*Required work:*
a) In the Scala Lambda discussion, what snapshot version of aws-lambda-scala does mkotsur release?
b) Resume the Scala Lambda discussion after its final line and carry it forward.

*Text passage:*
· · · · ·

I think one approach could be to create a trait for the ProxyRequest something like ProxyRequestTrait to not break compatibility and inherit from it, so that others can overwrite the default behavior.

As this is quite a change in the code, I could take a look but would prefer if you could find some time ?

mkotsur commented 3 years ago

This does help, but the main problem is to use the CognitoProxyRequest as suggested it would need to be accepted by the handle function. But as this only accepts a ProxyRequest type I would need to inherit from a case-class which is not possible in recent scala.

In fact, Proxy is merely a very small wrapper around the vanilla Lambda type: type Proxy[I, O] = Lambda[ProxyRequest[I], ProxyResponse[O]]. So, you can easily redefine that too and instead of extending Proxy; assuming you've got the code similar to what I wrote in the previous comment, just do:

class MyCognitoReadyHandler extends Lambda[CognitoProxyRequest[I], ProxyResponse[O]] {
...
}

and that should be enough. Inheritance, indeed, doesn't play well with case classes in Scala. But in this situation, I wouldn't be worried too much about copy-pasting some fields.

I'm going to make the library more flexible anyway, has got some ideas about how to do that. Hope to release a new version either early next week.

mkotsur commented 3 years ago

Hey there,

I've released a snapshot version, which you can try doing this in build.sbt

resolvers +=
  "OSS snapshots" at "https://oss.sonatype.org/content/repositories/snapshots"
libraryDependencies += "io.github.mkotsur" %% "aws-lambda-scala" % "0.2.1-SNAPSHOT"

Then your l-function will look like:

import io.github.mkotsur.aws.handler.Lambda
import MyProxy._
import io.circe.generic.auto._
import Lambda._
import com.amazonaws.services.lambda.runtime.Context
import io.github.mkotsur.aws.proxy
import io.github.mkotsur.aws.proxy.ProxyResponse

object MyProxy {
  case class MyRequestBody()
  case class MyClaims(token_use: String, auth_time: Long /*, exp: Date, iat: Date */ )
  case class MyAuthorizer(claims: MyClaims)
  case class MyContext(authorizer: MyAuthorizer)

· · · · ·

*Given information:*
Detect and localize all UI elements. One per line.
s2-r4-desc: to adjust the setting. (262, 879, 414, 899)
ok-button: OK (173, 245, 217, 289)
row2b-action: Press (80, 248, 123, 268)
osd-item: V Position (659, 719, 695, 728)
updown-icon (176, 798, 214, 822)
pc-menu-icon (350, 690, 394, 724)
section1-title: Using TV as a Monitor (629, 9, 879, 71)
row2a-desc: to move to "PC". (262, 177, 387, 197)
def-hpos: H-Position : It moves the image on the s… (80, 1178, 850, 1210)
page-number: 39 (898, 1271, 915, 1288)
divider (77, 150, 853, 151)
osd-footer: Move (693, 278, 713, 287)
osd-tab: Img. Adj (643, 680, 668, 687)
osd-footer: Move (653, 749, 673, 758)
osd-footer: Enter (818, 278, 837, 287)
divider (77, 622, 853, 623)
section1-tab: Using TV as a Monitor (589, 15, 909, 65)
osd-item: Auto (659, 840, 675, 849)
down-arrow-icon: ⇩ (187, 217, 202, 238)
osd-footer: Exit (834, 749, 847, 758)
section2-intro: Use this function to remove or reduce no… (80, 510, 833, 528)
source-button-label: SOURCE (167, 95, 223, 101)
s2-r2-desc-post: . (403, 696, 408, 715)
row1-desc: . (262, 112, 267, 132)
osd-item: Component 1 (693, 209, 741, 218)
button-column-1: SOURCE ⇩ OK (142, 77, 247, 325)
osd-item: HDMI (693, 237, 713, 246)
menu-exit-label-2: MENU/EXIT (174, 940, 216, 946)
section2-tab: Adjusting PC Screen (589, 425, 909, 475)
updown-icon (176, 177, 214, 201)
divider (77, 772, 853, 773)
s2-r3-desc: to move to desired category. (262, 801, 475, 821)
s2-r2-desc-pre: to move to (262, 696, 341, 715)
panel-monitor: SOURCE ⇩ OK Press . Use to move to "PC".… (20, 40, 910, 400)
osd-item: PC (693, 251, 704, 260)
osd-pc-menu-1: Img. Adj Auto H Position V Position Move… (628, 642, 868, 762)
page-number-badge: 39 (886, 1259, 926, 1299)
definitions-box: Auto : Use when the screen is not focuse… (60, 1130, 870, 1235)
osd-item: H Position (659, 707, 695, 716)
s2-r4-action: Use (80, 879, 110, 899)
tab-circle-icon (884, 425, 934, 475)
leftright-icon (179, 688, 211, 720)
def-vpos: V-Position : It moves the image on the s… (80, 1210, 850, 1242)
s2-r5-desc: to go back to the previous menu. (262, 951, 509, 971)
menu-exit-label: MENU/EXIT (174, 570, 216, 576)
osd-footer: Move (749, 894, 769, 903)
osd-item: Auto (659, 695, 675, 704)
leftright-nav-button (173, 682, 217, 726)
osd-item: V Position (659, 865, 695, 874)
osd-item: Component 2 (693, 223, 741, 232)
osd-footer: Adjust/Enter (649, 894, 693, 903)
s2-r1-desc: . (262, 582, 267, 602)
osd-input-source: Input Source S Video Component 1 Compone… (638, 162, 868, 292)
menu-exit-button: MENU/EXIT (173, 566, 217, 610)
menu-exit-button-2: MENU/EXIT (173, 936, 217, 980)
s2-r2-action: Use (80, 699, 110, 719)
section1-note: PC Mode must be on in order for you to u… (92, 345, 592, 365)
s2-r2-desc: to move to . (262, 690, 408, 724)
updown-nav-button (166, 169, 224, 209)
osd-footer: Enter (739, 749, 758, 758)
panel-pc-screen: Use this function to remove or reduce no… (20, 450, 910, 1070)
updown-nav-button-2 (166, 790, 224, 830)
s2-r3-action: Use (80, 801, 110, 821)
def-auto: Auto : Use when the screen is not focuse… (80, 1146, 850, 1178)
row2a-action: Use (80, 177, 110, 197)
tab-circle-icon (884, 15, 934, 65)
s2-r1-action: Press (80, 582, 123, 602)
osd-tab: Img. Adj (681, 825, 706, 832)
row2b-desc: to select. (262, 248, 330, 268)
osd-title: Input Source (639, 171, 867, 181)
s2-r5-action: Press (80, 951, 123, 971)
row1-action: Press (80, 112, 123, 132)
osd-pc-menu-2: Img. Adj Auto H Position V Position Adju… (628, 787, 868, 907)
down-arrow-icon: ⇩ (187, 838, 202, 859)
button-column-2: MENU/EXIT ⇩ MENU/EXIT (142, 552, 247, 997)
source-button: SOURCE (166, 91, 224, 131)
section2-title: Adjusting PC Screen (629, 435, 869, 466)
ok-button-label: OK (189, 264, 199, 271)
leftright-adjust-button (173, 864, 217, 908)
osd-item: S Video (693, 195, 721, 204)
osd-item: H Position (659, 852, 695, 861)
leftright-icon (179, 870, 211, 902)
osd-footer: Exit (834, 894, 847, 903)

· · · · ·

*Task-by-task outputs:*
a) 0.2.1-SNAPSHOT

b)
  case class MyResponseBody(foo: String)
}

class MyProxy extends Lambda.ApiProxy[MyRequestBody, MyContext, MyResponseBody]{
  override protected def handle(i: proxy.ApiProxyRequest[MyRequestBody, MyContext], c: Context): Either[Throwable, proxy.ProxyResponse[MyResponseBody]] = {

    // Do whatever you want with `i.requestContext.authorizer.claims` here
    Right(ProxyResponse.success(Some(MyResponseBody("Hello..."))))
  }
}

Note 1: you'll need an extra import import io.circe.generic.auto._ (or equivalent) if you do want to deserialize your context into case classes. Note 2: if you don't want to deserialize the context JSON into case classes, you can supply io.circe.Json as the second type parameter in Lambda.ApiProxy

Please test this and let me know if it works for you. The code changes are on the issue-24 branch.

dgiebert commented 3 years ago

Hey there,

this works for me, thanks ! :+1:

  case class CognitoClaims(
      sub: String,
      token_use: String,
      auth_time: Long,
      iss: String,
      exp: String,
      iat: String,
      email_verified: Option[String],
      phone_number_verified: Option[String],
      given_name: Option[String],
      `cognito:username`: Option[String],
      family_name: Option[String],
      phone_number: Option[String],
      email: Option[String],
      client_id: Option[String]
  )

Maybe it can added the instructions to the README, e.g. by pointing to the test case ?

mkotsur commented 3 years ago

Very cool. Thanks for the case class and the suggestion to mention this in the README. Great idea, I'll do that.

I also want to see if there is a (relatively) easy way to have a default type for MyContext. So that you would need to specify it in extends Lambda.ApiProxy[MyRequestBody, MyContext, MyResponseBody] only when you're interested in having your context represented as case classes.

And if you are not, you could do something like:

extends Lambda.ApiProxy[MyRequestBody, MyResponseBody]

and the context would still be available but as raw Json type.

Anyhow, will try to timebox this by the end of this week and make a normal release with or without this type-sugar.